Exercise description -
Take every line that has the string "seit" and copy it out.

Records for this exercise -
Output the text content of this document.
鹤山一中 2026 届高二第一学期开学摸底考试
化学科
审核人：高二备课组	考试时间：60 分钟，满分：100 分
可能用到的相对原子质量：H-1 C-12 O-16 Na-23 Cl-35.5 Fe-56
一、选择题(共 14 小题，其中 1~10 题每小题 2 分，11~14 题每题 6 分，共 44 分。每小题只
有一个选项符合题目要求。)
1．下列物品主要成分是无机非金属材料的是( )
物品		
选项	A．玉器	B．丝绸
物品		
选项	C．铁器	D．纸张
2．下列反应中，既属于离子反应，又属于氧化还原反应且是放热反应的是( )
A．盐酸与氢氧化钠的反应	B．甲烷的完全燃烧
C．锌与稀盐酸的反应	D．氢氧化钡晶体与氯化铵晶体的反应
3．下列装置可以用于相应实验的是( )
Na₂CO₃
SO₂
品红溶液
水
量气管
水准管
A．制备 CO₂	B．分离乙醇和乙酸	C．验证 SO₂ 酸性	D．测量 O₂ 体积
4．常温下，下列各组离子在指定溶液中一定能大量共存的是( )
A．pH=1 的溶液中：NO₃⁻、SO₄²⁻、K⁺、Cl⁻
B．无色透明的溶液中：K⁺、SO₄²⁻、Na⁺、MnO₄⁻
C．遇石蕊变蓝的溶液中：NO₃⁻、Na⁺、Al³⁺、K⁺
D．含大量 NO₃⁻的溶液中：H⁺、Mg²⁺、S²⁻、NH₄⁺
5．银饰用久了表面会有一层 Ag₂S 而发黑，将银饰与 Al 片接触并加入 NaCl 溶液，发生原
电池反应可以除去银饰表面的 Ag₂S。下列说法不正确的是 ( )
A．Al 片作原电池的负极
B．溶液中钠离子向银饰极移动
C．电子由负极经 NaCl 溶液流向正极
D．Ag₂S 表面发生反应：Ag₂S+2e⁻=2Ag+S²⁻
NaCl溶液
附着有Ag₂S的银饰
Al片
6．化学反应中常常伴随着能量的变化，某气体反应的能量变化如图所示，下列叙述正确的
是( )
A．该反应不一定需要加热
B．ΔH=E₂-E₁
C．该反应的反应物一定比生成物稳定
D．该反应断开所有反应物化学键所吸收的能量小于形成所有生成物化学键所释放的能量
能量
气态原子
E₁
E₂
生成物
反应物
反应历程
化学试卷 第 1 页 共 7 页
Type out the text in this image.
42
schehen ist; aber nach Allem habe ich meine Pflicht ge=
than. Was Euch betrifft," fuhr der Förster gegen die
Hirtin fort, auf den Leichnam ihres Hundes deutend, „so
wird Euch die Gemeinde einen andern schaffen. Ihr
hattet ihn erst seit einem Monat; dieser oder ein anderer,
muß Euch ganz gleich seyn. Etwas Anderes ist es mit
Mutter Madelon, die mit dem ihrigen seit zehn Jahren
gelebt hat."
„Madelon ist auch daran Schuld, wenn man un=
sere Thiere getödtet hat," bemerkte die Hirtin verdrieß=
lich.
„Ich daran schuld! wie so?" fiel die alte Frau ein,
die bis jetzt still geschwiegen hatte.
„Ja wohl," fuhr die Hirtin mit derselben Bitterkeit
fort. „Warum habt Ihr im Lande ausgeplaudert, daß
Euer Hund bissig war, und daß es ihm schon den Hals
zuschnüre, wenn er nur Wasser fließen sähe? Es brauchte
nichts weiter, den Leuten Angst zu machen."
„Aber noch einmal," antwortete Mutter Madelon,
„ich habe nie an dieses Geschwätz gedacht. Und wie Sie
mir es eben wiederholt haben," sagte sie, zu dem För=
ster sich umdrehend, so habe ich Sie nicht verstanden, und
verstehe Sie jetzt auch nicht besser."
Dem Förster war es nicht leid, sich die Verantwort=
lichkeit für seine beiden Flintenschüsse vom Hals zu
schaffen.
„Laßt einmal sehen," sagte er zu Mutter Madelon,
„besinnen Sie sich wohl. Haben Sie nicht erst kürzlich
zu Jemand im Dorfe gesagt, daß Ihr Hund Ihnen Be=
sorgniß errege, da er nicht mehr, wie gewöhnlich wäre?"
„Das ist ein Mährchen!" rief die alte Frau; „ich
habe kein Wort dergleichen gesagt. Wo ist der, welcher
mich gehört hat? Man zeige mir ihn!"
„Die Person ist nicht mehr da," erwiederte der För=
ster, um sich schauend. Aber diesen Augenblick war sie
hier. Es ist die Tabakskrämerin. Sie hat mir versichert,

Exercise result -
hattet ihn erst seit einem Monat; dieser oder ein anderer,
Mutter Madelon, die mit dem ihrigen seit zehn Jahren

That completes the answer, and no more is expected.